Dataset excerpt
▬▬▬▬▬▬▬▬▬▬
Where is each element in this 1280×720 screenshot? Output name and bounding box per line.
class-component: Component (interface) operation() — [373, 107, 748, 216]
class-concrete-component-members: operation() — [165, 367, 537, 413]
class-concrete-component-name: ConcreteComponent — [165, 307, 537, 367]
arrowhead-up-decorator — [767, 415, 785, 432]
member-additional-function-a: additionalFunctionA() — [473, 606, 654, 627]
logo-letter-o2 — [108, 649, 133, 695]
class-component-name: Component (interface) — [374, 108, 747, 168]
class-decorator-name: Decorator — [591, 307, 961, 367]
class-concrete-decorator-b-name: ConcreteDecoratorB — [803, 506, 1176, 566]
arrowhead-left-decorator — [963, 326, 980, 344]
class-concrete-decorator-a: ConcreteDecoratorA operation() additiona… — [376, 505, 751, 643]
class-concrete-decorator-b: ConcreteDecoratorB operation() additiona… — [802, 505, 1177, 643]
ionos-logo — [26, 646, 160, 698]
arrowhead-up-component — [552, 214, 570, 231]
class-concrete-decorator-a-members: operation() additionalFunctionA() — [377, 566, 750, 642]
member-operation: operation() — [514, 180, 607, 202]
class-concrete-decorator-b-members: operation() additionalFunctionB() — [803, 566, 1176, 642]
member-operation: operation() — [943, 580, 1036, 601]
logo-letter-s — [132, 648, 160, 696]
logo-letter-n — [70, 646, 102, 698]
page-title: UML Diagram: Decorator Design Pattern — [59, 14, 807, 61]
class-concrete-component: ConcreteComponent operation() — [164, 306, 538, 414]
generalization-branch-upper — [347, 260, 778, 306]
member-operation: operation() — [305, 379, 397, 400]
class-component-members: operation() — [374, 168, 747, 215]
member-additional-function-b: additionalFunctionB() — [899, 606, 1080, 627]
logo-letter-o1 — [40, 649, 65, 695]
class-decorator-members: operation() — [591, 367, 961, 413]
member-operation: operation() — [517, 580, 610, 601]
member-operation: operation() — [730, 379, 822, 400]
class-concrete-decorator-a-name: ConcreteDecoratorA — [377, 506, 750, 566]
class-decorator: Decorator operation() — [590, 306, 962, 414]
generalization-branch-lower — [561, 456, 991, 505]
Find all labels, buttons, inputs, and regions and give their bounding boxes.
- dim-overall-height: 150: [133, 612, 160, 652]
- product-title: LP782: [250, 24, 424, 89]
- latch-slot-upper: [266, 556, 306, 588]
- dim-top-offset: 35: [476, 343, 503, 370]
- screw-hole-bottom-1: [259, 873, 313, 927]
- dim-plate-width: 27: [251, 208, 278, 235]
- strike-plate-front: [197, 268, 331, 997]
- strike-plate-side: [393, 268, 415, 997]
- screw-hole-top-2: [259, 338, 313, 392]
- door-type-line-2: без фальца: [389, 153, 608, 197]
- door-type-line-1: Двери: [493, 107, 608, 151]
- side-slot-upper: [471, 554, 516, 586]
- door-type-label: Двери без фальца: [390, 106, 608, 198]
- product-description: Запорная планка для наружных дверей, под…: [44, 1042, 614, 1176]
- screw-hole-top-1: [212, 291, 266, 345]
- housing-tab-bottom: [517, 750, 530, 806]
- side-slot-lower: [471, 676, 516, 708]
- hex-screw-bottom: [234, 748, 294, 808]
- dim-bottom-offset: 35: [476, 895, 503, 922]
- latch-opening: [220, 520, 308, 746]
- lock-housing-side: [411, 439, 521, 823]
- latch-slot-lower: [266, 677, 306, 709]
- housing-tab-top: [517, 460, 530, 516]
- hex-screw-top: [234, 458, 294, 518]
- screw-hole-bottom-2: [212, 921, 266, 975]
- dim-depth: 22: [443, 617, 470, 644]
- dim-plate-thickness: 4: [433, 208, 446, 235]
▬▬▬▬▬▬▬▬▬▬
Can you rewrite the material from its beginning through the line holding "member-operation: operation() — [514, 180, 607, 202]", inclusive, with "arrowhead" replaced by "arrow-tip" and all else unchanged?

Where is each element in this 1280×720 screenshot? Output name and bounding box per line.
class-component: Component (interface) operation() — [373, 107, 748, 216]
class-concrete-component-members: operation() — [165, 367, 537, 413]
class-concrete-component-name: ConcreteComponent — [165, 307, 537, 367]
arrow-tip-up-decorator — [767, 415, 785, 432]
member-additional-function-a: additionalFunctionA() — [473, 606, 654, 627]
logo-letter-o2 — [108, 649, 133, 695]
class-component-name: Component (interface) — [374, 108, 747, 168]
class-decorator-name: Decorator — [591, 307, 961, 367]
class-concrete-decorator-b-name: ConcreteDecoratorB — [803, 506, 1176, 566]
arrow-tip-left-decorator — [963, 326, 980, 344]
class-concrete-decorator-a: ConcreteDecoratorA operation() additiona… — [376, 505, 751, 643]
class-concrete-decorator-b: ConcreteDecoratorB operation() additiona… — [802, 505, 1177, 643]
ionos-logo — [26, 646, 160, 698]
arrow-tip-up-component — [552, 214, 570, 231]
class-concrete-decorator-a-members: operation() additionalFunctionA() — [377, 566, 750, 642]
member-operation: operation() — [514, 180, 607, 202]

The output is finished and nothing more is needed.